*WORK TO COMPLETE*
In the records below, find each line with the word "fracture" and copy it.

Data records:
::::::::::
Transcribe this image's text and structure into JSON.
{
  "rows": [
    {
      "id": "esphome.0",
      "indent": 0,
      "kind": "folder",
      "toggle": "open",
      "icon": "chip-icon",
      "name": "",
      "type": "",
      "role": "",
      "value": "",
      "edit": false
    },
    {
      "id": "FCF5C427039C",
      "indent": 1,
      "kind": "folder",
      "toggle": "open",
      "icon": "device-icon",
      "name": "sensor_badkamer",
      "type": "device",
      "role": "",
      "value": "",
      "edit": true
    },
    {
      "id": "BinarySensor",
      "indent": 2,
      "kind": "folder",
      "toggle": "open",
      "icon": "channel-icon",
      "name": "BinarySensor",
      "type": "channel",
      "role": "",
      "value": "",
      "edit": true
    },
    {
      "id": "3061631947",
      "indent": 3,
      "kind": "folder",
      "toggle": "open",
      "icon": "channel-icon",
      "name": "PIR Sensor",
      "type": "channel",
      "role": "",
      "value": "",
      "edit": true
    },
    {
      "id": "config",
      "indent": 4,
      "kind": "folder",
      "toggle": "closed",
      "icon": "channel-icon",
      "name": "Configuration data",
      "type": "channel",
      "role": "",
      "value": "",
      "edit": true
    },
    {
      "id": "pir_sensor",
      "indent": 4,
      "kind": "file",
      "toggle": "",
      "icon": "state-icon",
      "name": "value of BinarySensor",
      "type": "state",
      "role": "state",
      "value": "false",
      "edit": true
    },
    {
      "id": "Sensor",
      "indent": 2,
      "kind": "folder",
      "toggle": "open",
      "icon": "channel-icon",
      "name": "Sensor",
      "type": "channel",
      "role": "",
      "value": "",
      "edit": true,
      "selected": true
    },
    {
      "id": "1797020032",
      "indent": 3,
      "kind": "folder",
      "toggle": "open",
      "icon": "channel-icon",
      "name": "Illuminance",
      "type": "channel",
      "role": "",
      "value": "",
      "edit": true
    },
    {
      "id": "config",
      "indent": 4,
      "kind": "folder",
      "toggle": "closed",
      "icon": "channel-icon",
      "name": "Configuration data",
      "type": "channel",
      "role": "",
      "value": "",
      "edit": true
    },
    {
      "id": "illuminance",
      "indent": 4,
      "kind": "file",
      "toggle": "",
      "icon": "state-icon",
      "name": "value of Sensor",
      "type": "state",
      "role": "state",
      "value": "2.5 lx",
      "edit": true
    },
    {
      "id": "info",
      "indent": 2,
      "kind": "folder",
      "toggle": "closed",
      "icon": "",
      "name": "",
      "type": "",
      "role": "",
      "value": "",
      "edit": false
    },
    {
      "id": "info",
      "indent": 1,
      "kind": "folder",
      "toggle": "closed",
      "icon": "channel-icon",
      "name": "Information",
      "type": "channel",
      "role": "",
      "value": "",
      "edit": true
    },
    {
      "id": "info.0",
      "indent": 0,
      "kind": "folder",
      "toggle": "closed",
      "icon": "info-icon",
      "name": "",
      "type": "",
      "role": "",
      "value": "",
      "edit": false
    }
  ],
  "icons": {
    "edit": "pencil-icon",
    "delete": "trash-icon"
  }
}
::::::::::
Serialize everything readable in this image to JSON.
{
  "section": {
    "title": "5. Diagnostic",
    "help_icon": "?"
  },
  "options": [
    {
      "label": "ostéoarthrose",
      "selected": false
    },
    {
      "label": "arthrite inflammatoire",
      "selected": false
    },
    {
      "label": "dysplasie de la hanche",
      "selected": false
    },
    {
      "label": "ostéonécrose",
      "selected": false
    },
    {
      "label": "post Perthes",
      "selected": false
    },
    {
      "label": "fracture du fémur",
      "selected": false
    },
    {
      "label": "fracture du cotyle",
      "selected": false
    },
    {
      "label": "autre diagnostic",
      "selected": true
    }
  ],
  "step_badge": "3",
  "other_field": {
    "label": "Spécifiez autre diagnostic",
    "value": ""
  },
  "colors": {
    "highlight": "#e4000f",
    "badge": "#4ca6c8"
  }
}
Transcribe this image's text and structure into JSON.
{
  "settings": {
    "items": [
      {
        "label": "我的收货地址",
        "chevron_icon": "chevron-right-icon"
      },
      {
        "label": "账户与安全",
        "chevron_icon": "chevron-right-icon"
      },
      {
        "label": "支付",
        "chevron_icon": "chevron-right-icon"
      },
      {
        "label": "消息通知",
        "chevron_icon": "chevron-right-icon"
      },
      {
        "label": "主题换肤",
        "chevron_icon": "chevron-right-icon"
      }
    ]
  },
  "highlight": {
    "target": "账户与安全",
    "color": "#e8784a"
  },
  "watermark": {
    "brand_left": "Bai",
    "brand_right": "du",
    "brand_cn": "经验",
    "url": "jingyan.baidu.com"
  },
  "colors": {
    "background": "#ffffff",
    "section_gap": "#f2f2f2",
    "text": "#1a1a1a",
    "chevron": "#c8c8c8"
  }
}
::::::::::
*RESPONSE BELOW*
      "label": "fracture du fémur",
      "label": "fracture du cotyle",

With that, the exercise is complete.